Short task
From the entries that follow, list every line in which the string "含重大科学研究计划" appears.

[start of Data supplied]

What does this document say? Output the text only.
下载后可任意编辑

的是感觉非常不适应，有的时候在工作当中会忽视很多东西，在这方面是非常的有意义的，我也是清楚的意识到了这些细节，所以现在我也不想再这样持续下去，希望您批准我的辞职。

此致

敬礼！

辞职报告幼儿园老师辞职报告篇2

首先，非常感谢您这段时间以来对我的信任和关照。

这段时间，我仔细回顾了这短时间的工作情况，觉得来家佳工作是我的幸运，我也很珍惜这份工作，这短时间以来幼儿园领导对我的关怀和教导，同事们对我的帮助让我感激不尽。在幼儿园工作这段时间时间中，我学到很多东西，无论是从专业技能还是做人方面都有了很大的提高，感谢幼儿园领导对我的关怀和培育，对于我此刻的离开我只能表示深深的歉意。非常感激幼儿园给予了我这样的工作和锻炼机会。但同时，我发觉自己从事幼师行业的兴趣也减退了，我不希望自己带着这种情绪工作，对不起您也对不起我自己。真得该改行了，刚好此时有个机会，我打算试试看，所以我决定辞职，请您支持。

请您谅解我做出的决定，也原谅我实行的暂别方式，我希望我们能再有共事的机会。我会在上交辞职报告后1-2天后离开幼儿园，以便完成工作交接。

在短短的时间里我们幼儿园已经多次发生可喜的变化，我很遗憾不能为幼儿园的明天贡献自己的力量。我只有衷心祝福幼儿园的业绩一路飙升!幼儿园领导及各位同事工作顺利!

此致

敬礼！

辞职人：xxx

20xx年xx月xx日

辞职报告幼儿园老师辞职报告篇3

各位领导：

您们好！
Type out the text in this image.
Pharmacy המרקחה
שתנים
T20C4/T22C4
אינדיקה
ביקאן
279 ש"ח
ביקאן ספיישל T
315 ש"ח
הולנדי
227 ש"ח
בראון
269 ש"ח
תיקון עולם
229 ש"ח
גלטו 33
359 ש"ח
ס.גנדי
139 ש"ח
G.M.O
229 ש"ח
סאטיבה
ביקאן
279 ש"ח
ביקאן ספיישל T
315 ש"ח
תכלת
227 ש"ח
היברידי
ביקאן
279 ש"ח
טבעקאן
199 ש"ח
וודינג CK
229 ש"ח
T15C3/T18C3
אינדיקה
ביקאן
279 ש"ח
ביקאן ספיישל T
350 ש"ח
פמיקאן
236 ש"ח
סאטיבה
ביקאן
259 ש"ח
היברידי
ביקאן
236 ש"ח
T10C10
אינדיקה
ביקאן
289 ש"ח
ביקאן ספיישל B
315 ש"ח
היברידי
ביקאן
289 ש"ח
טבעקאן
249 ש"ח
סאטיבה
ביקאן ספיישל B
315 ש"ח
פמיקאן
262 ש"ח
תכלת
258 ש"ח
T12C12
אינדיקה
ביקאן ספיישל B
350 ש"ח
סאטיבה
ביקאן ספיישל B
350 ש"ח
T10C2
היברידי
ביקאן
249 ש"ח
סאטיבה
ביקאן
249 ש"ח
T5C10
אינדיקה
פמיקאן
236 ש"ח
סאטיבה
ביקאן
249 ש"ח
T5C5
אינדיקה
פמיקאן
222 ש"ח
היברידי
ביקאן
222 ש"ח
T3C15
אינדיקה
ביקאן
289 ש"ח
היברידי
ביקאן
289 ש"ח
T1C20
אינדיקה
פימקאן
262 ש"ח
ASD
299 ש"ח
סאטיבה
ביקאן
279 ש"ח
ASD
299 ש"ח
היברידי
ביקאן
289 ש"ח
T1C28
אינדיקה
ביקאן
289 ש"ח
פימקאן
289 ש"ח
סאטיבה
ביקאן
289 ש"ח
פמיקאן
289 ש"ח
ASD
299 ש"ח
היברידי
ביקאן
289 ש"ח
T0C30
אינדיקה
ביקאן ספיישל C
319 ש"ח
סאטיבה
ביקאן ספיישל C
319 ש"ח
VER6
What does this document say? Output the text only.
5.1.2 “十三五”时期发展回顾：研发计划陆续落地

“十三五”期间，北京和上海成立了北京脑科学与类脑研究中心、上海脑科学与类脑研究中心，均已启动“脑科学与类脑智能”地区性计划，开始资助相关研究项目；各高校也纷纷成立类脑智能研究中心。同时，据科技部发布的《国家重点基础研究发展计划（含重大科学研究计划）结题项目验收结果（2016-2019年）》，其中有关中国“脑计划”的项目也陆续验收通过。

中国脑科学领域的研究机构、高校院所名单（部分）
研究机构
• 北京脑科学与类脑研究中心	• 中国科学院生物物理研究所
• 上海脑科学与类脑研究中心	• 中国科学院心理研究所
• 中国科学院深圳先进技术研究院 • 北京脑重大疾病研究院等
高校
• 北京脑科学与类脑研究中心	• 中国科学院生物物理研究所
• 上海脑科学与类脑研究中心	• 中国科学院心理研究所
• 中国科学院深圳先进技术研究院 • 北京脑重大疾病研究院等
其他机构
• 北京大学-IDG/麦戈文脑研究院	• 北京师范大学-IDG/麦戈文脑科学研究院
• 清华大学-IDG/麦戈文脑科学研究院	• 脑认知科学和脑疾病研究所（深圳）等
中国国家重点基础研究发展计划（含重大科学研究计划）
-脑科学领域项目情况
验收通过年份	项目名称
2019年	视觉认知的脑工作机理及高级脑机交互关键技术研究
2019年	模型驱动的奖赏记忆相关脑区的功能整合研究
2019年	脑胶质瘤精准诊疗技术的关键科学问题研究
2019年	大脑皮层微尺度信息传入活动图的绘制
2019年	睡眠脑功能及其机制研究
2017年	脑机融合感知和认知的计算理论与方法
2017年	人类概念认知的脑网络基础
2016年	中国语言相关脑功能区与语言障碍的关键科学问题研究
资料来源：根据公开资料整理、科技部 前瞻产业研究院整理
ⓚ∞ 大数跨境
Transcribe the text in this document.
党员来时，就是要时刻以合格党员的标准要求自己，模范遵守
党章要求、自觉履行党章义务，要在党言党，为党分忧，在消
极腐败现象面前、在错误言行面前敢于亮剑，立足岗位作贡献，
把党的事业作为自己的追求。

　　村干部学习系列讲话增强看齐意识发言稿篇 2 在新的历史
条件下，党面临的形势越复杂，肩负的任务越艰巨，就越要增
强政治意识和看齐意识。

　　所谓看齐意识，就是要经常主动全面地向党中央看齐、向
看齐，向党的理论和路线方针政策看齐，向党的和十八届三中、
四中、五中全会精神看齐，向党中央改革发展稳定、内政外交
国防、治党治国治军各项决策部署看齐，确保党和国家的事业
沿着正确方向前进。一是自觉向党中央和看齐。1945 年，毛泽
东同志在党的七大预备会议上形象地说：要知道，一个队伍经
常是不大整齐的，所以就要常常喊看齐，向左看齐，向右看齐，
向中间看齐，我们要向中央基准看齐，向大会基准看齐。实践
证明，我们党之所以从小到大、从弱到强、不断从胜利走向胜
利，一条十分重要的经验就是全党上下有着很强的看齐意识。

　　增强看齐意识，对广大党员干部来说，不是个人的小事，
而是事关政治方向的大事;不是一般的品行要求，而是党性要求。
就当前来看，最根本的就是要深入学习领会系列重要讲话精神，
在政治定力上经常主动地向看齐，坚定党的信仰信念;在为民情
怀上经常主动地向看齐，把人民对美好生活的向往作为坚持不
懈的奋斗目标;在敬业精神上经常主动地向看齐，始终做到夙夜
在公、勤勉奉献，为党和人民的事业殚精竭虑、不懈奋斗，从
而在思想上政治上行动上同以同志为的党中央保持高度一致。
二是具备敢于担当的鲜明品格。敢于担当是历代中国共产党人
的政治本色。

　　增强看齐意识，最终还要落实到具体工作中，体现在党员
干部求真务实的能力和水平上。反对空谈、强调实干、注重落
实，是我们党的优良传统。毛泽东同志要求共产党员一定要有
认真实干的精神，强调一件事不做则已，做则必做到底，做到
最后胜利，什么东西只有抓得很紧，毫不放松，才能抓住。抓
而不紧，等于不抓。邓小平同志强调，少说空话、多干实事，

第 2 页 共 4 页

[end of Data supplied]

The result
“十三五”期间，北京和上海成立了北京脑科学与类脑研究中心、上海脑科学与类脑研究中心，均已启动“脑科学与类脑智能”地区性计划，开始资助相关研究项目；各高校也纷纷成立类脑智能研究中心。同时，据科技部发布的《国家重点基础研究发展计划（含重大科学研究计划）结题项目验收结果（2016-2019年）》，其中有关中国“脑计划”的项目也陆续验收通过。
中国国家重点基础研究发展计划（含重大科学研究计划）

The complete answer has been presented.